> [EXERCISE INPUT]
--- start ---

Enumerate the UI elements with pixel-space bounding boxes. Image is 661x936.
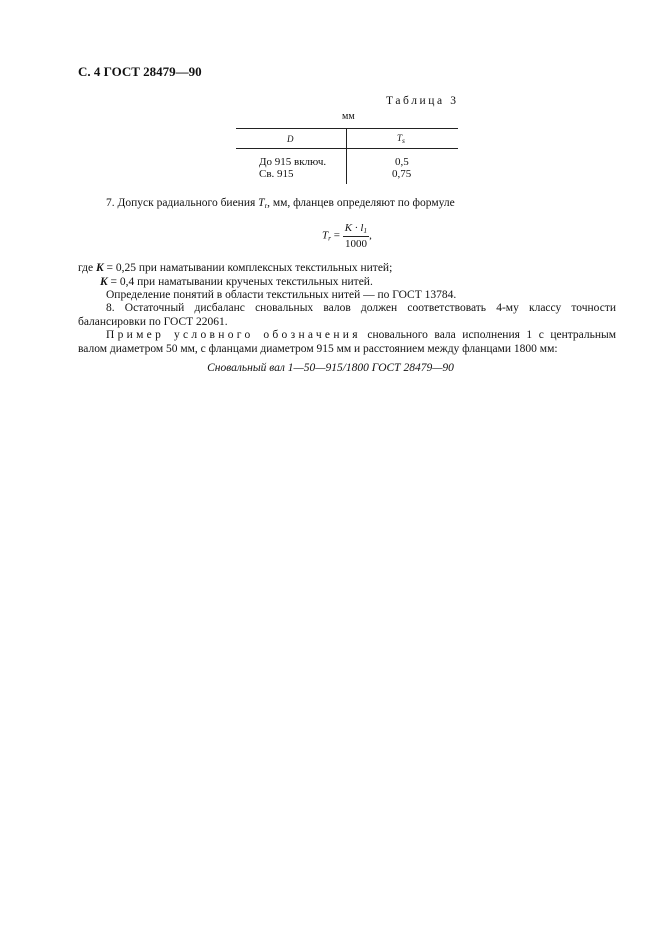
formula: $T_r$ = $\frac{K \cdot l_1}{1000}$ , [322, 222, 372, 250]
table-unit: мм [342, 111, 355, 122]
page-header: С. 4 ГОСТ 28479—90 [78, 64, 202, 79]
example-text: Пример условного обозначения сновального вала исполнения 1 с центральным валом диаметром 50 мм, с фланцами диаметром 915 мм и расстоянием между фланцами 1800 мм: [78, 329, 616, 355]
example-designation: Сновальный вал 1—50—915/1800 ГОСТ 28479—90 [207, 362, 454, 374]
item-8-text: 8. Остаточный дисбаланс сновальных валов должен соответствовать 4-му классу точности балансировки по ГОСТ 22061. [78, 302, 616, 328]
table-header-rule [236, 148, 458, 149]
table-row-1-t: 0,5 [395, 156, 409, 168]
definition-text: Определение понятий в области текстильных нитей — по ГОСТ 13784. [106, 289, 457, 301]
table-row-1-d: До 915 включ. [259, 156, 327, 168]
where-line-1: где K = 0,25 при наматывании комплексных текстильных нитей; [78, 262, 393, 274]
item-7-text: 7. Допуск радиального биения $T_r$, мм, фланцев определяют по формуле [106, 197, 455, 210]
where-line-2: K = 0,4 при наматывании крученых текстильных нитей. [100, 276, 373, 288]
table-header-d: D [287, 134, 294, 144]
table-row-2-d: Св. 915 [259, 168, 294, 180]
table-row-2-t: 0,75 [392, 168, 412, 180]
table-top-rule [236, 128, 458, 129]
formula-fraction: $\frac{K \cdot l_1}{1000}$ [344, 222, 368, 250]
table-header-ts: $T_s$ [397, 133, 405, 145]
table-column-divider [346, 128, 347, 184]
table-title: Таблица 3 [386, 95, 459, 107]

--- end ---

> [TASK]
Copy the material above line for line, without any changes, and leave out the picture.

> [ANSWER FOR THE TASK]
Enumerate the UI elements with pixel-space bounding boxes. Image is 661x936.
formula: $T_r$ = $\frac{K \cdot l_1}{1000}$ , [322, 222, 372, 250]
table-unit: мм [342, 111, 355, 122]
page-header: С. 4 ГОСТ 28479—90 [78, 64, 202, 79]
example-text: Пример условного обозначения сновального вала исполнения 1 с центральным валом диаметром 50 мм, с фланцами диаметром 915 мм и расстоянием между фланцами 1800 мм: [78, 329, 616, 355]
example-designation: Сновальный вал 1—50—915/1800 ГОСТ 28479—90 [207, 362, 454, 374]
item-8-text: 8. Остаточный дисбаланс сновальных валов должен соответствовать 4-му классу точности балансировки по ГОСТ 22061. [78, 302, 616, 328]
table-header-rule [236, 148, 458, 149]
table-row-1-t: 0,5 [395, 156, 409, 168]
definition-text: Определение понятий в области текстильных нитей — по ГОСТ 13784. [106, 289, 457, 301]
table-row-1-d: До 915 включ. [259, 156, 327, 168]
where-line-1: где K = 0,25 при наматывании комплексных текстильных нитей; [78, 262, 393, 274]
item-7-text: 7. Допуск радиального биения $T_r$, мм, фланцев определяют по формуле [106, 197, 455, 210]
where-line-2: K = 0,4 при наматывании крученых текстильных нитей. [100, 276, 373, 288]
table-header-d: D [287, 134, 294, 144]
table-row-2-d: Св. 915 [259, 168, 294, 180]
table-row-2-t: 0,75 [392, 168, 412, 180]
table-top-rule [236, 128, 458, 129]
formula-fraction: $\frac{K \cdot l_1}{1000}$ [344, 222, 368, 250]
table-header-ts: $T_s$ [397, 133, 405, 145]
table-column-divider [346, 128, 347, 184]
table-title: Таблица 3 [386, 95, 459, 107]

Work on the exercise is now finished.